Below is a block of records; repeat each one exactly.
##### Data for the task #####
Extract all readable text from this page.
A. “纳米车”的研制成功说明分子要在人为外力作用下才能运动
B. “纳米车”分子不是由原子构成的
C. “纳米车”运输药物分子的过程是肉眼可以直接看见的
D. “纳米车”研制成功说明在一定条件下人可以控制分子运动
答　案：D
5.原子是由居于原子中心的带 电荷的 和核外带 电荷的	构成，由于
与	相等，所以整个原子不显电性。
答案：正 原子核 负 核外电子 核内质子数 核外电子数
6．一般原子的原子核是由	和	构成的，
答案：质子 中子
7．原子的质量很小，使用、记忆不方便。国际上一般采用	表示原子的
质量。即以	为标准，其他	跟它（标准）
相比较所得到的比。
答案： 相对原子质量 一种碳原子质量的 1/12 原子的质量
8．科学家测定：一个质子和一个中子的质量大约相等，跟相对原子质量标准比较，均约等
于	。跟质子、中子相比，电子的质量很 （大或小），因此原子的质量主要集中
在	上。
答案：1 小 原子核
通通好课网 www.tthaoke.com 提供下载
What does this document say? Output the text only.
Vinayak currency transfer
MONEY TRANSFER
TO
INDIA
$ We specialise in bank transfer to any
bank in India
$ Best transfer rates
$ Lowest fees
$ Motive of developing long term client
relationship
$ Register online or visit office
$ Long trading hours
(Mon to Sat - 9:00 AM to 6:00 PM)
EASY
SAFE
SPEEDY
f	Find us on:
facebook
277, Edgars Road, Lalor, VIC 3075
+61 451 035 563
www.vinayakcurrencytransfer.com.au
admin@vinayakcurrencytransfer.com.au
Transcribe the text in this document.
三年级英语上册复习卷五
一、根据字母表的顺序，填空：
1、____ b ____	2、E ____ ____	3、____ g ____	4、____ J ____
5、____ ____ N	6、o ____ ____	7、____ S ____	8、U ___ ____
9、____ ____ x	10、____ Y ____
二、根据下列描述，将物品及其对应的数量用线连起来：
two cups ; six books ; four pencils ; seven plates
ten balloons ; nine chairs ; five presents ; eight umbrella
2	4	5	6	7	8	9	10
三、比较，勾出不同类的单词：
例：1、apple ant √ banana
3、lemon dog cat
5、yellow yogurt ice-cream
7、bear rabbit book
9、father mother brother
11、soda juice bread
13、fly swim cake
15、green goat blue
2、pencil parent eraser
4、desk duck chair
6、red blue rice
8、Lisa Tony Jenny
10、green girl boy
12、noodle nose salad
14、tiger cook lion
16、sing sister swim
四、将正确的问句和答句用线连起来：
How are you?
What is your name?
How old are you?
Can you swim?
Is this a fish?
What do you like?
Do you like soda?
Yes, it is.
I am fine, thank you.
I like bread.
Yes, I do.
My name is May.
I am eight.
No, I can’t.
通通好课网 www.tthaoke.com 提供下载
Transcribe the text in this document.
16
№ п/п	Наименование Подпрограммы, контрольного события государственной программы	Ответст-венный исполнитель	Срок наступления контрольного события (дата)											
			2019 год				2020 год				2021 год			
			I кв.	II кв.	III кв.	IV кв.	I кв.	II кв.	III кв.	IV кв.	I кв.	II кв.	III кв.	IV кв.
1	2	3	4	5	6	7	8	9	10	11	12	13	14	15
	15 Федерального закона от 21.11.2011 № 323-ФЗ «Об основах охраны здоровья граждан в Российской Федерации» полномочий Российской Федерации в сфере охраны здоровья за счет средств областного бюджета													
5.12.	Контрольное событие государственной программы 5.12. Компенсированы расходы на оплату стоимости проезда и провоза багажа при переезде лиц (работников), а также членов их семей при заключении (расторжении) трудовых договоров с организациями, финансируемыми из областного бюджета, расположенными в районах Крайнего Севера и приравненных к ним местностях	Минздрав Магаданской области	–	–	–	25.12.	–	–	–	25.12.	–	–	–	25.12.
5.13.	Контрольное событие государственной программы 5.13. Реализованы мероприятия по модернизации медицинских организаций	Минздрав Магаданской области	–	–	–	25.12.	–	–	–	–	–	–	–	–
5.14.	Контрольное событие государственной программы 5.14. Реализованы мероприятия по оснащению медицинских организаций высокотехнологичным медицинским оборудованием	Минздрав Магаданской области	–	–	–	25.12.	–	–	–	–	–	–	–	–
#####
Solution below
Extract all readable text from this page.
A. “纳米车”的研制成功说明分子要在人为外力作用下才能运动
B. “纳米车”分子不是由原子构成的
C. “纳米车”运输药物分子的过程是肉眼可以直接看见的
D. “纳米车”研制成功说明在一定条件下人可以控制分子运动
答　案：D
5.原子是由居于原子中心的带 电荷的 和核外带 电荷的	构成，由于
与	相等，所以整个原子不显电性。
答案：正 原子核 负 核外电子 核内质子数 核外电子数
6．一般原子的原子核是由	和	构成的，
答案：质子 中子
7．原子的质量很小，使用、记忆不方便。国际上一般采用	表示原子的
质量。即以	为标准，其他	跟它（标准）
相比较所得到的比。
答案： 相对原子质量 一种碳原子质量的 1/12 原子的质量
8．科学家测定：一个质子和一个中子的质量大约相等，跟相对原子质量标准比较，均约等
于	。跟质子、中子相比，电子的质量很 （大或小），因此原子的质量主要集中
在	上。
答案：1 小 原子核
通通好课网 www.tthaoke.com 提供下载
What does this document say? Output the text only.
Vinayak currency transfer
MONEY TRANSFER
TO
INDIA
$ We specialise in bank transfer to any
bank in India
$ Best transfer rates
$ Lowest fees
$ Motive of developing long term client
relationship
$ Register online or visit office
$ Long trading hours
(Mon to Sat - 9:00 AM to 6:00 PM)
EASY
SAFE
SPEEDY
f	Find us on:
facebook
277, Edgars Road, Lalor, VIC 3075
+61 451 035 563
www.vinayakcurrencytransfer.com.au
admin@vinayakcurrencytransfer.com.au
Transcribe the text in this document.
三年级英语上册复习卷五
一、根据字母表的顺序，填空：
1、____ b ____	2、E ____ ____	3、____ g ____	4、____ J ____
5、____ ____ N	6、o ____ ____	7、____ S ____	8、U ___ ____
9、____ ____ x	10、____ Y ____
二、根据下列描述，将物品及其对应的数量用线连起来：
two cups ; six books ; four pencils ; seven plates
ten balloons ; nine chairs ; five presents ; eight umbrella
2	4	5	6	7	8	9	10
三、比较，勾出不同类的单词：
例：1、apple ant √ banana
3、lemon dog cat
5、yellow yogurt ice-cream
7、bear rabbit book
9、father mother brother
11、soda juice bread
13、fly swim cake
15、green goat blue
2、pencil parent eraser
4、desk duck chair
6、red blue rice
8、Lisa Tony Jenny
10、green girl boy
12、noodle nose salad
14、tiger cook lion
16、sing sister swim
四、将正确的问句和答句用线连起来：
How are you?
What is your name?
How old are you?
Can you swim?
Is this a fish?
What do you like?
Do you like soda?
Yes, it is.
I am fine, thank you.
I like bread.
Yes, I do.
My name is May.
I am eight.
No, I can’t.
通通好课网 www.tthaoke.com 提供下载
Transcribe the text in this document.
16
№ п/п	Наименование Подпрограммы, контрольного события государственной программы	Ответст-венный исполнитель	Срок наступления контрольного события (дата)											
			2019 год				2020 год				2021 год			
			I кв.	II кв.	III кв.	IV кв.	I кв.	II кв.	III кв.	IV кв.	I кв.	II кв.	III кв.	IV кв.
1	2	3	4	5	6	7	8	9	10	11	12	13	14	15
	15 Федерального закона от 21.11.2011 № 323-ФЗ «Об основах охраны здоровья граждан в Российской Федерации» полномочий Российской Федерации в сфере охраны здоровья за счет средств областного бюджета													
5.12.	Контрольное событие государственной программы 5.12. Компенсированы расходы на оплату стоимости проезда и провоза багажа при переезде лиц (работников), а также членов их семей при заключении (расторжении) трудовых договоров с организациями, финансируемыми из областного бюджета, расположенными в районах Крайнего Севера и приравненных к ним местностях	Минздрав Магаданской области	–	–	–	25.12.	–	–	–	25.12.	–	–	–	25.12.
5.13.	Контрольное событие государственной программы 5.13. Реализованы мероприятия по модернизации медицинских организаций	Минздрав Магаданской области	–	–	–	25.12.	–	–	–	–	–	–	–	–
5.14.	Контрольное событие государственной программы 5.14. Реализованы мероприятия по оснащению медицинских организаций высокотехнологичным медицинским оборудованием	Минздрав Магаданской области	–	–	–	25.12.	–	–	–	–	–	–	–	–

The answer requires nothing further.